⟨
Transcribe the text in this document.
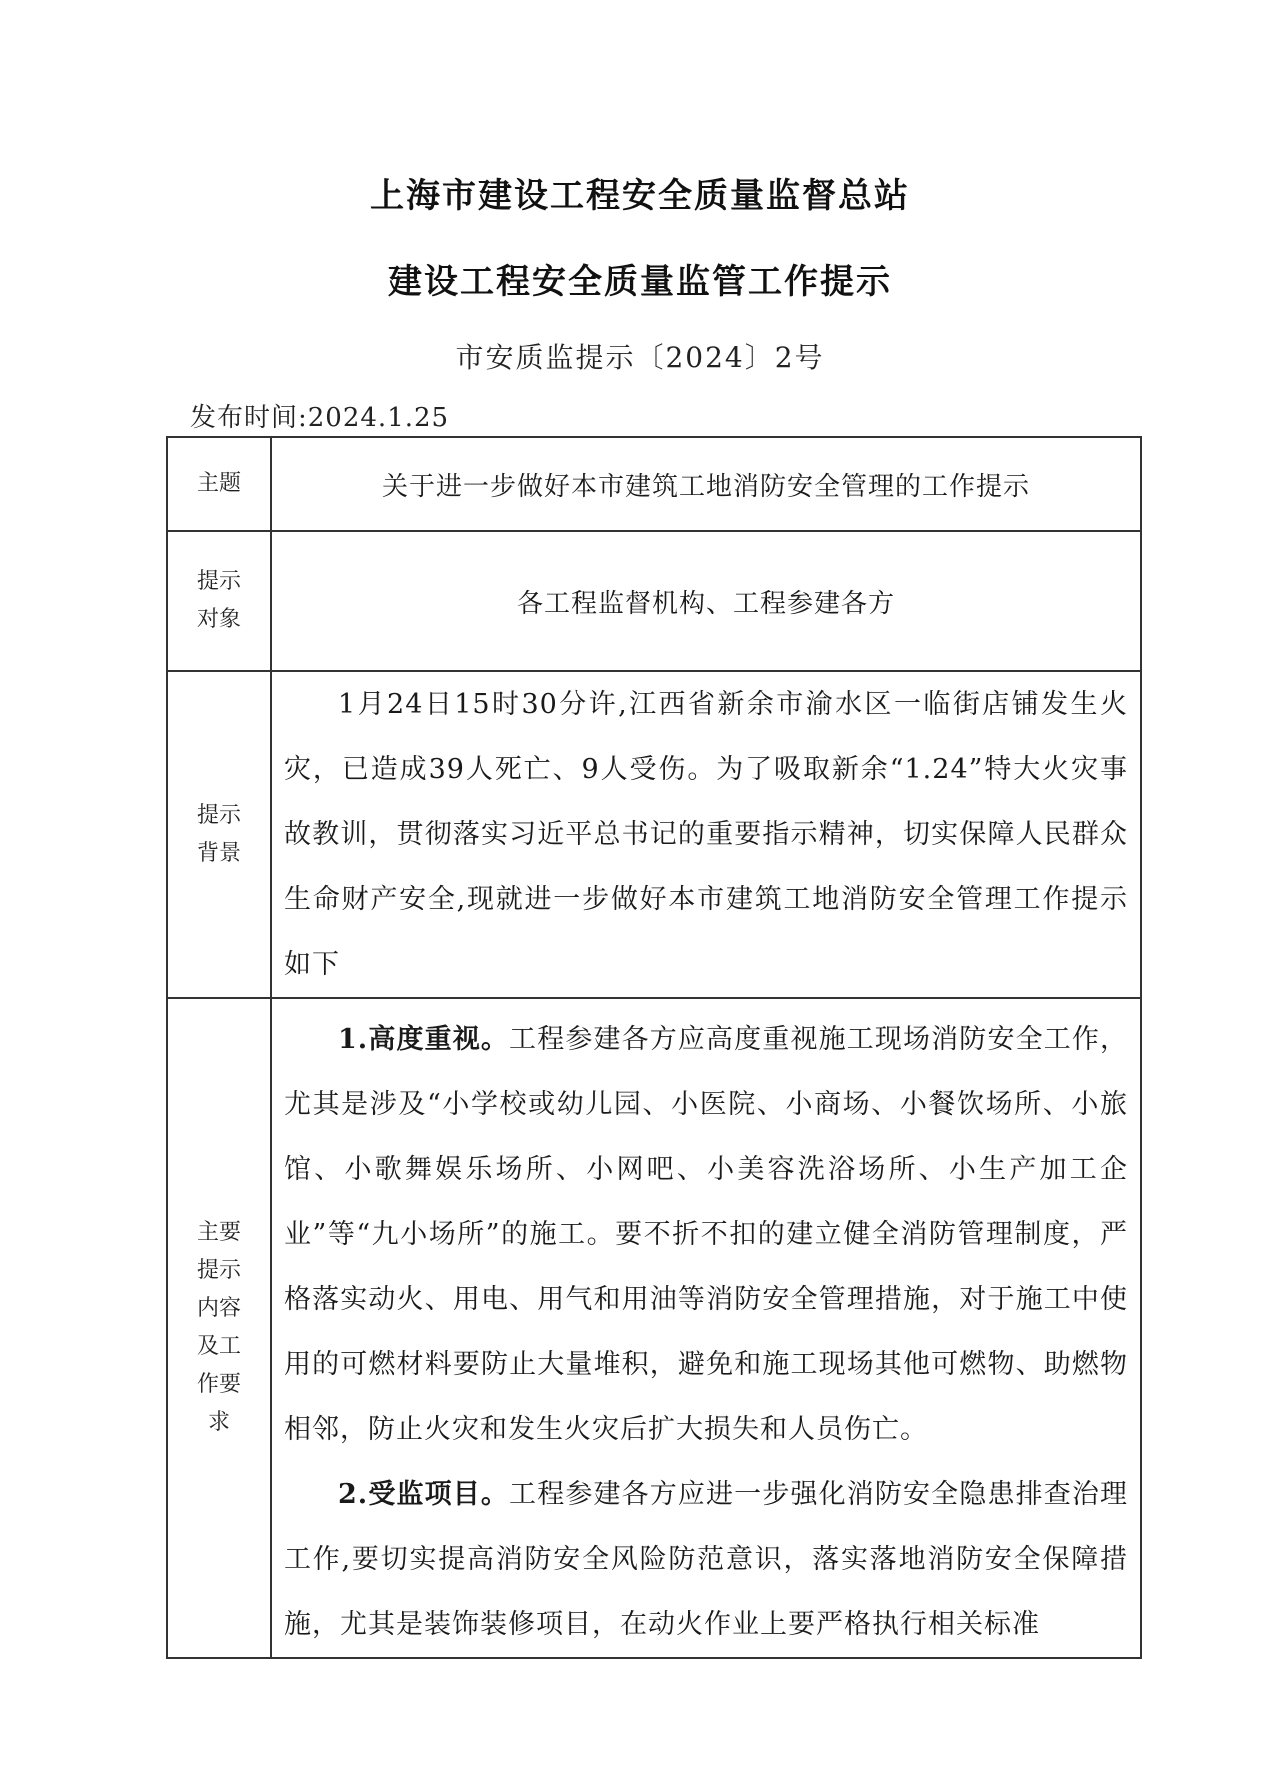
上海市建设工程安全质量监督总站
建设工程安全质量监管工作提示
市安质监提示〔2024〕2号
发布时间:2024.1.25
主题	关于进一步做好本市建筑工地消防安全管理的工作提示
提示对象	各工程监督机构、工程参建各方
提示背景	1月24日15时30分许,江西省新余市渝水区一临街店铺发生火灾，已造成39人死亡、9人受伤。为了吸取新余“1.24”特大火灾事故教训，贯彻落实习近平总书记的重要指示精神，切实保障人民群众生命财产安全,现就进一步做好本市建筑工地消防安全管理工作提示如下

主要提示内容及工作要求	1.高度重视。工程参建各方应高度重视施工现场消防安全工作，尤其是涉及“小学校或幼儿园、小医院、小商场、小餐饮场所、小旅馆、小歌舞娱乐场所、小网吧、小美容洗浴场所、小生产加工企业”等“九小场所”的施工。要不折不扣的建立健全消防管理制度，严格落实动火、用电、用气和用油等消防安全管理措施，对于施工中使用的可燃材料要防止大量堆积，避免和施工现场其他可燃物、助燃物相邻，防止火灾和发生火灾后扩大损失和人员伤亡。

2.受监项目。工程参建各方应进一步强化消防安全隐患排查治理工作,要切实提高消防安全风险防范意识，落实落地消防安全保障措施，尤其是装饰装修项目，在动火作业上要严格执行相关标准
⟩
* [WHAT IS NEEDED]: Without including the pictures, reproduce all entries exactly.

* [OUTPUT FOR THIS EXERCISE]:
Transcribe the text in this document.
上海市建设工程安全质量监督总站
建设工程安全质量监管工作提示
市安质监提示〔2024〕2号
发布时间:2024.1.25
主题	关于进一步做好本市建筑工地消防安全管理的工作提示
提示对象	各工程监督机构、工程参建各方
提示背景	1月24日15时30分许,江西省新余市渝水区一临街店铺发生火灾，已造成39人死亡、9人受伤。为了吸取新余“1.24”特大火灾事故教训，贯彻落实习近平总书记的重要指示精神，切实保障人民群众生命财产安全,现就进一步做好本市建筑工地消防安全管理工作提示如下

主要提示内容及工作要求	1.高度重视。工程参建各方应高度重视施工现场消防安全工作，尤其是涉及“小学校或幼儿园、小医院、小商场、小餐饮场所、小旅馆、小歌舞娱乐场所、小网吧、小美容洗浴场所、小生产加工企业”等“九小场所”的施工。要不折不扣的建立健全消防管理制度，严格落实动火、用电、用气和用油等消防安全管理措施，对于施工中使用的可燃材料要防止大量堆积，避免和施工现场其他可燃物、助燃物相邻，防止火灾和发生火灾后扩大损失和人员伤亡。

2.受监项目。工程参建各方应进一步强化消防安全隐患排查治理工作,要切实提高消防安全风险防范意识，落实落地消防安全保障措施，尤其是装饰装修项目，在动火作业上要严格执行相关标准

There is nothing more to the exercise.